* [Data for processing]

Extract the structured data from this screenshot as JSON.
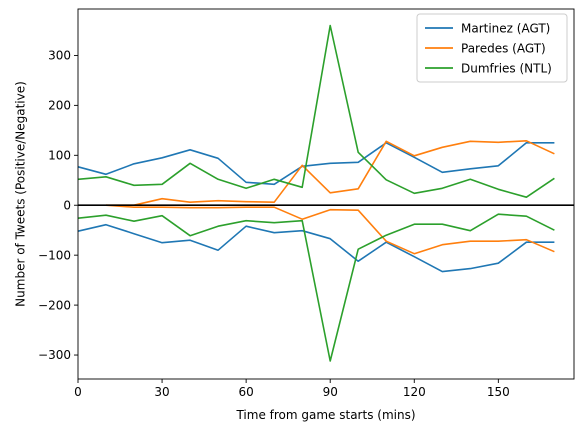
{
  "chart_data": {
    "type": "line",
    "xlabel": "Time from game starts (mins)",
    "ylabel": "Number of Tweets (Positive/Negative)",
    "xlim": [
      0,
      177
    ],
    "ylim": [
      -348,
      393
    ],
    "xticks": [
      0,
      30,
      60,
      90,
      120,
      150
    ],
    "yticks": [
      -300,
      -200,
      -100,
      0,
      100,
      200,
      300
    ],
    "zero_line": true,
    "grid": false,
    "legend_position": "top-right",
    "x": [
      0,
      10,
      20,
      30,
      40,
      50,
      60,
      70,
      80,
      90,
      100,
      110,
      120,
      130,
      140,
      150,
      160,
      170
    ],
    "series": [
      {
        "name": "Martinez (AGT)",
        "color": "#1f77b4",
        "positive": [
          77,
          62,
          83,
          95,
          111,
          94,
          46,
          42,
          78,
          84,
          86,
          125,
          96,
          66,
          73,
          79,
          125,
          125
        ],
        "negative": [
          -52,
          -39,
          -57,
          -75,
          -70,
          -90,
          -42,
          -55,
          -51,
          -67,
          -112,
          -74,
          -103,
          -133,
          -127,
          -116,
          -74,
          -74
        ]
      },
      {
        "name": "Paredes (AGT)",
        "color": "#ff7f0e",
        "x_start_index": 1,
        "positive": [
          null,
          0,
          0,
          13,
          6,
          9,
          7,
          6,
          80,
          25,
          33,
          128,
          99,
          116,
          128,
          126,
          129,
          103
        ],
        "negative": [
          null,
          0,
          -4,
          -4,
          -5,
          -5,
          -4,
          -4,
          -28,
          -9,
          -10,
          -72,
          -97,
          -79,
          -72,
          -72,
          -69,
          -93
        ]
      },
      {
        "name": "Dumfries (NTL)",
        "color": "#2ca02c",
        "positive": [
          52,
          57,
          40,
          42,
          84,
          52,
          34,
          52,
          36,
          360,
          106,
          51,
          24,
          34,
          52,
          32,
          16,
          54
        ],
        "negative": [
          -26,
          -20,
          -32,
          -21,
          -61,
          -42,
          -31,
          -35,
          -31,
          -312,
          -88,
          -60,
          -38,
          -38,
          -51,
          -18,
          -22,
          -50
        ]
      }
    ]
  }
}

* [Given request] Every line above should be returned exactly; the pictures stay out.

* [Response]
Extract the structured data from this screenshot as JSON.
{
  "chart_data": {
    "type": "line",
    "xlabel": "Time from game starts (mins)",
    "ylabel": "Number of Tweets (Positive/Negative)",
    "xlim": [
      0,
      177
    ],
    "ylim": [
      -348,
      393
    ],
    "xticks": [
      0,
      30,
      60,
      90,
      120,
      150
    ],
    "yticks": [
      -300,
      -200,
      -100,
      0,
      100,
      200,
      300
    ],
    "zero_line": true,
    "grid": false,
    "legend_position": "top-right",
    "x": [
      0,
      10,
      20,
      30,
      40,
      50,
      60,
      70,
      80,
      90,
      100,
      110,
      120,
      130,
      140,
      150,
      160,
      170
    ],
    "series": [
      {
        "name": "Martinez (AGT)",
        "color": "#1f77b4",
        "positive": [
          77,
          62,
          83,
          95,
          111,
          94,
          46,
          42,
          78,
          84,
          86,
          125,
          96,
          66,
          73,
          79,
          125,
          125
        ],
        "negative": [
          -52,
          -39,
          -57,
          -75,
          -70,
          -90,
          -42,
          -55,
          -51,
          -67,
          -112,
          -74,
          -103,
          -133,
          -127,
          -116,
          -74,
          -74
        ]
      },
      {
        "name": "Paredes (AGT)",
        "color": "#ff7f0e",
        "x_start_index": 1,
        "positive": [
          null,
          0,
          0,
          13,
          6,
          9,
          7,
          6,
          80,
          25,
          33,
          128,
          99,
          116,
          128,
          126,
          129,
          103
        ],
        "negative": [
          null,
          0,
          -4,
          -4,
          -5,
          -5,
          -4,
          -4,
          -28,
          -9,
          -10,
          -72,
          -97,
          -79,
          -72,
          -72,
          -69,
          -93
        ]
      },
      {
        "name": "Dumfries (NTL)",
        "color": "#2ca02c",
        "positive": [
          52,
          57,
          40,
          42,
          84,
          52,
          34,
          52,
          36,
          360,
          106,
          51,
          24,
          34,
          52,
          32,
          16,
          54
        ],
        "negative": [
          -26,
          -20,
          -32,
          -21,
          -61,
          -42,
          -31,
          -35,
          -31,
          -312,
          -88,
          -60,
          -38,
          -38,
          -51,
          -18,
          -22,
          -50
        ]
      }
    ]
  }
}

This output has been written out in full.